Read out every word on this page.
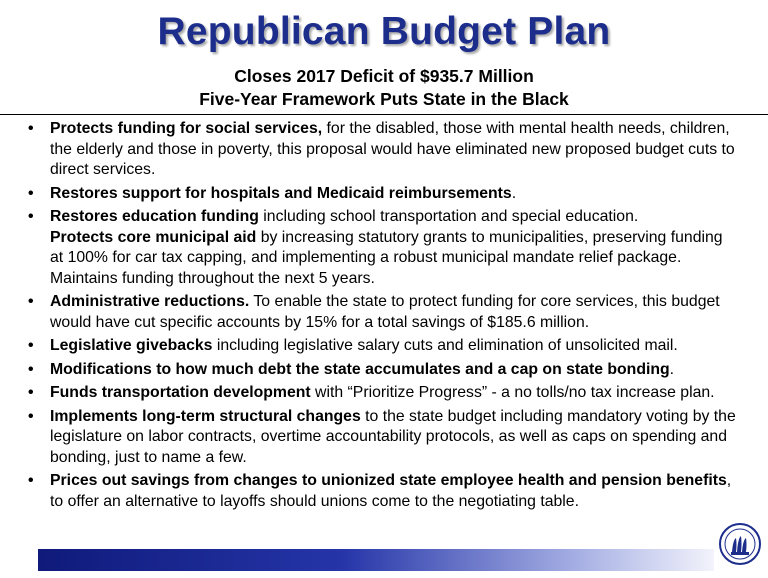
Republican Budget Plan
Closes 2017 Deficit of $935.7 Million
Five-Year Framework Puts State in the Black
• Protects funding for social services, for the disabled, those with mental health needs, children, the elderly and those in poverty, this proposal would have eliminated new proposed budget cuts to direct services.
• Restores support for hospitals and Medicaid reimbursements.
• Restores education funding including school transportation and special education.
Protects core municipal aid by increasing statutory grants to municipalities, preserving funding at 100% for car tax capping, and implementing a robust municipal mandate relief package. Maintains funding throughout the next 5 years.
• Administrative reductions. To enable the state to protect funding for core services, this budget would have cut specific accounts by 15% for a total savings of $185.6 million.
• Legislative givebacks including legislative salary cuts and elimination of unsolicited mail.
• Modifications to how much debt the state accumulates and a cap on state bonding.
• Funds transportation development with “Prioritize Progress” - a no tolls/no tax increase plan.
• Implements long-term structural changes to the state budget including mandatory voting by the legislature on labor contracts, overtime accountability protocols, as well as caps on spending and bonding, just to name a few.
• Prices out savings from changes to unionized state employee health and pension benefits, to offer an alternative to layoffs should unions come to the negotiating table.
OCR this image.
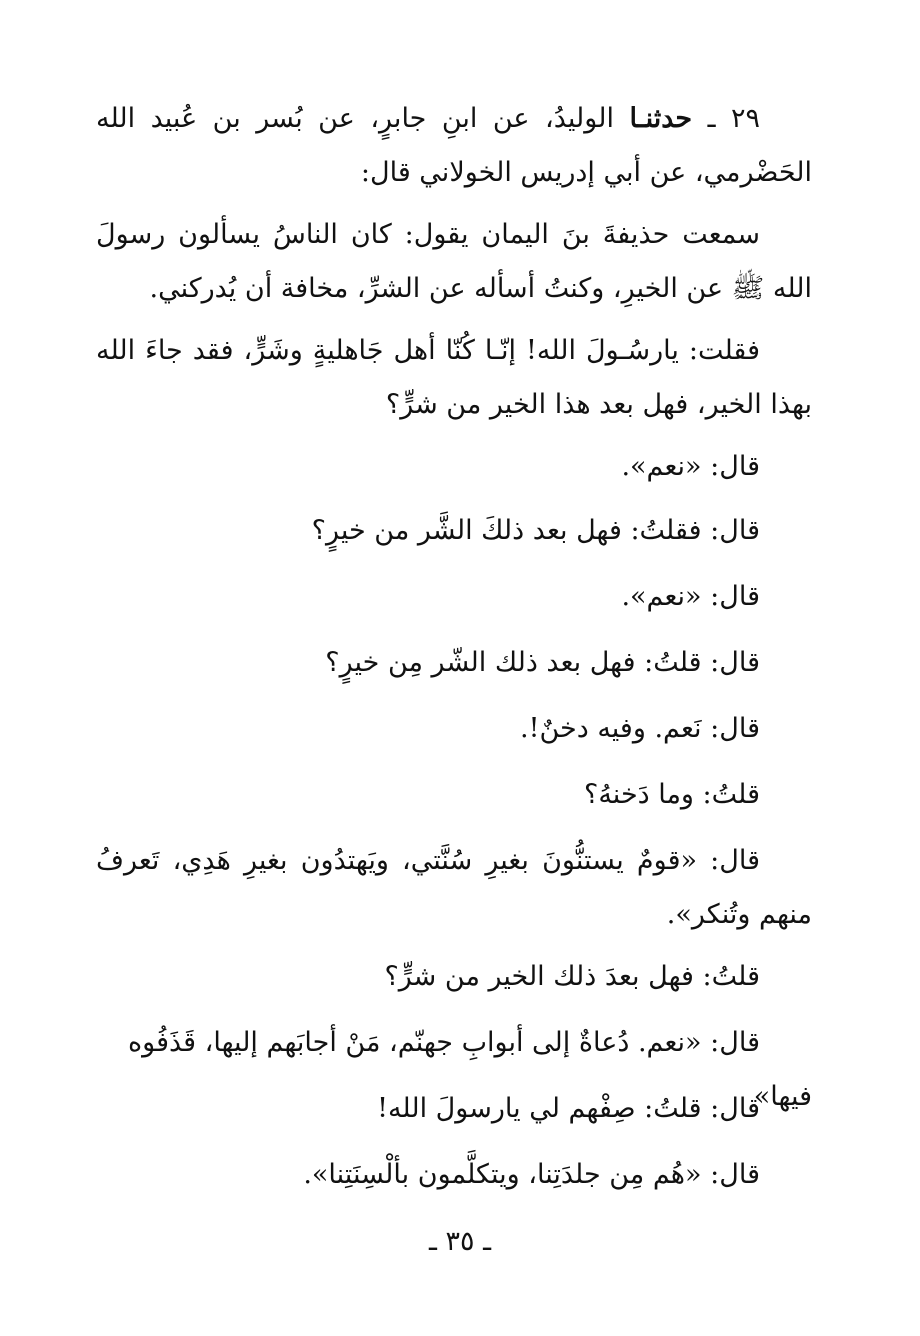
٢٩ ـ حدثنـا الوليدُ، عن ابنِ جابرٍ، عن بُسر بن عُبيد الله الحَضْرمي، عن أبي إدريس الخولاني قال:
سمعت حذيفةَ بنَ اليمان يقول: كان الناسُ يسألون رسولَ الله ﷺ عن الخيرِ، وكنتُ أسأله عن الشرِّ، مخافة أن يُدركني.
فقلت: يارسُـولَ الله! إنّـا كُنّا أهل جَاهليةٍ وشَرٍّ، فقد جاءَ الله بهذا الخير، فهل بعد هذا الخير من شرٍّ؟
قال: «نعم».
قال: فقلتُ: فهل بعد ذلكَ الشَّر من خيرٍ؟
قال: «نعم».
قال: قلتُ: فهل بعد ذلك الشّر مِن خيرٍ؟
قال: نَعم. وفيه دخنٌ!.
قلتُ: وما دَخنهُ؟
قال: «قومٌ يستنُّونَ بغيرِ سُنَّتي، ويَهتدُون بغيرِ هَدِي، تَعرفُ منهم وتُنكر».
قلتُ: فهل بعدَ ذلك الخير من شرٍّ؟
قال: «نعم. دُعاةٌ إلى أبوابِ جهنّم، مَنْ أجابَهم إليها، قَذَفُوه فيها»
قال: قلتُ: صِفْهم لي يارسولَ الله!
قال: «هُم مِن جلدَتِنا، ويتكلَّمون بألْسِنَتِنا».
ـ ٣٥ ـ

Problem description
Leave out the pictures and give the rest of the records again exactly.

Task solution
Read out every word on this page.
Republican Budget Plan
Closes 2017 Deficit of $935.7 Million
Five-Year Framework Puts State in the Black
• Protects funding for social services, for the disabled, those with mental health needs, children, the elderly and those in poverty, this proposal would have eliminated new proposed budget cuts to direct services.
• Restores support for hospitals and Medicaid reimbursements.
• Restores education funding including school transportation and special education.
Protects core municipal aid by increasing statutory grants to municipalities, preserving funding at 100% for car tax capping, and implementing a robust municipal mandate relief package. Maintains funding throughout the next 5 years.
• Administrative reductions. To enable the state to protect funding for core services, this budget would have cut specific accounts by 15% for a total savings of $185.6 million.
• Legislative givebacks including legislative salary cuts and elimination of unsolicited mail.
• Modifications to how much debt the state accumulates and a cap on state bonding.
• Funds transportation development with “Prioritize Progress” - a no tolls/no tax increase plan.
• Implements long-term structural changes to the state budget including mandatory voting by the legislature on labor contracts, overtime accountability protocols, as well as caps on spending and bonding, just to name a few.
• Prices out savings from changes to unionized state employee health and pension benefits, to offer an alternative to layoffs should unions come to the negotiating table.
OCR this image.
٢٩ ـ حدثنـا الوليدُ، عن ابنِ جابرٍ، عن بُسر بن عُبيد الله الحَضْرمي، عن أبي إدريس الخولاني قال:
سمعت حذيفةَ بنَ اليمان يقول: كان الناسُ يسألون رسولَ الله ﷺ عن الخيرِ، وكنتُ أسأله عن الشرِّ، مخافة أن يُدركني.
فقلت: يارسُـولَ الله! إنّـا كُنّا أهل جَاهليةٍ وشَرٍّ، فقد جاءَ الله بهذا الخير، فهل بعد هذا الخير من شرٍّ؟
قال: «نعم».
قال: فقلتُ: فهل بعد ذلكَ الشَّر من خيرٍ؟
قال: «نعم».
قال: قلتُ: فهل بعد ذلك الشّر مِن خيرٍ؟
قال: نَعم. وفيه دخنٌ!.
قلتُ: وما دَخنهُ؟
قال: «قومٌ يستنُّونَ بغيرِ سُنَّتي، ويَهتدُون بغيرِ هَدِي، تَعرفُ منهم وتُنكر».
قلتُ: فهل بعدَ ذلك الخير من شرٍّ؟
قال: «نعم. دُعاةٌ إلى أبوابِ جهنّم، مَنْ أجابَهم إليها، قَذَفُوه فيها»
قال: قلتُ: صِفْهم لي يارسولَ الله!
قال: «هُم مِن جلدَتِنا، ويتكلَّمون بألْسِنَتِنا».
ـ ٣٥ ـ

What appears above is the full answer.